***** TRECHO FORNECIDO *****

Austrália. Jay Swan é um detetive que tem seu primeiro grande caso ao investigar a causa do assassinato de uma jovem de origem indígena, cujo corpo foi abandonado em uma estrada deserta e descoberto por um caminhoneiro que por lá passava. Para tanto, ele precisa superar uma certa descrença existente entre colegas de trabalho e também por parte de sua ex-mulher, que não perdoa seu afastamento da própria filha, agora adolescente.

Crítica

O início de Mystery Rose é auspicioso. A partir de belíssimas tomadas panorâmicas, pode-se observar o pôr-do-sol em um widescreen deslumbrante, associado ao silêncio ensurdecedor que amplia a expectativa em torno dos paulatinos movimentos de um caminhoneiro, prestes a encontrar o corpo morto de uma garota indígena. Já nos primeiros minutos, o diretor Ivan Sen conjuga estética e narrativa em prol do mistério, acerca do que irá acontecer e, posteriormente, quem é a tal jovem.

Não demora muito para que a polícia chegue ao local do crime e um detetive assuma o caso, o primeiro o qual é responsável em sua curta carreira. Jay Swan (Aaron Pedersen, com a postura necessária ao personagem) não é propriamente jovem, traz consigo uma bagagem de vida que aos poucos começa a lhe cobrar, especialmente no âmbito familiar. É também a imagem do australiano típico dos outbacks: chapéu de cowboy sempre a postos, camisa quadriculada usada quase todo dia, botas e revólver no coldre. No linguajar, "mate" a todo instante e muitas abreviações, tão peculiares ao inglês local. Além de ser este um filme de mistério, ou mesmo um "western investigativo", trata-se de um filme profundamente australiano, em seus personagens e nas ramificações que representam.

Ramificações estas que, no decorrer da investigação, escancaram o preconceito existente dentro da sociedade australiana, seja ele social ou mesmo na cor da pele. Lá como cá, descrédito na polícia também há e Jay, novato no âmbito policial e oriundo de tais classes, precisa também lidar com esta desconfiança. No fim das contas, é esta construção de preconceitos arraigados e não tão escancarados o grande interesse do filme, mais até que encontrar um culpado. A investigação acaba sendo mera justificativa para se alcançar tal propósito.

***** MATERIAL *****

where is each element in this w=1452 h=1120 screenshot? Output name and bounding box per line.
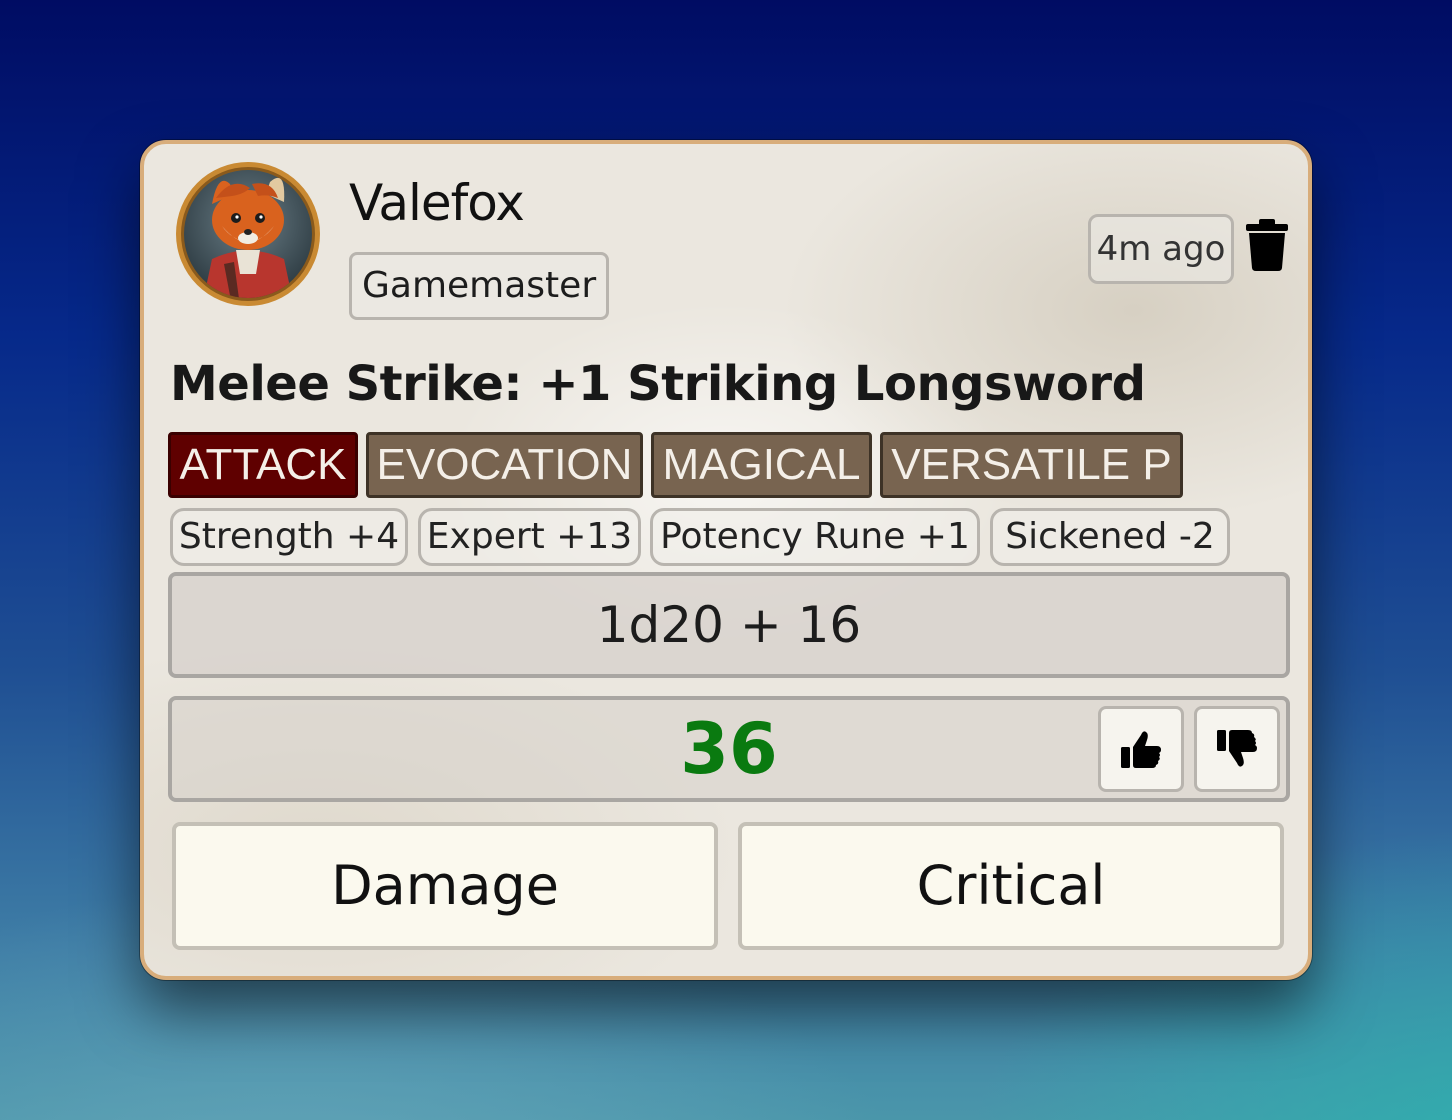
role-badge: Gamemaster [349,252,610,320]
thumbs-up-icon [1121,731,1161,768]
chat-message-card: Valefox Gamemaster 4m ago Melee Strike: … [140,140,1312,980]
thumbs-down-button[interactable] [1194,706,1280,792]
modifier-potency-rune: Potency Rune +1 [650,508,980,566]
message-title: Melee Strike: +1 Striking Longsword [170,356,1146,412]
critical-button[interactable]: Critical [738,822,1284,950]
damage-button[interactable]: Damage [172,822,718,950]
avatar[interactable] [172,154,324,306]
trait-tag-evocation[interactable]: EVOCATION [366,432,643,498]
trait-tag-attack[interactable]: ATTACK [168,432,358,498]
timestamp-badge: 4m ago [1088,214,1234,284]
trait-tag-versatile-p[interactable]: VERSATILE P [880,432,1183,498]
trait-tag-magical[interactable]: MAGICAL [651,432,872,498]
roll-formula[interactable]: 1d20 + 16 [168,572,1290,678]
modifier-expert: Expert +13 [418,508,641,566]
trash-icon[interactable] [1244,218,1290,272]
roll-total-bar: 36 [168,696,1290,802]
author-name: Valefox [349,174,525,232]
thumbs-up-button[interactable] [1098,706,1184,792]
thumbs-down-icon [1217,730,1257,767]
modifier-strength: Strength +4 [170,508,408,566]
modifier-sickened: Sickened -2 [990,508,1230,566]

*****

Com base no trecho sobre o filme, responda:
1. Quem descobre o corpo da jovem indígena?
2. Que ator interpreta Jay Swan?
3. Segundo a crítica, qual é o grande interesse do filme, mais até que encontrar um culpado?

1. Um caminhoneiro que passava pela estrada deserta.
2. Aaron Pedersen.
3. A construção de preconceitos arraigados e não tão escancarados dentro da sociedade australiana.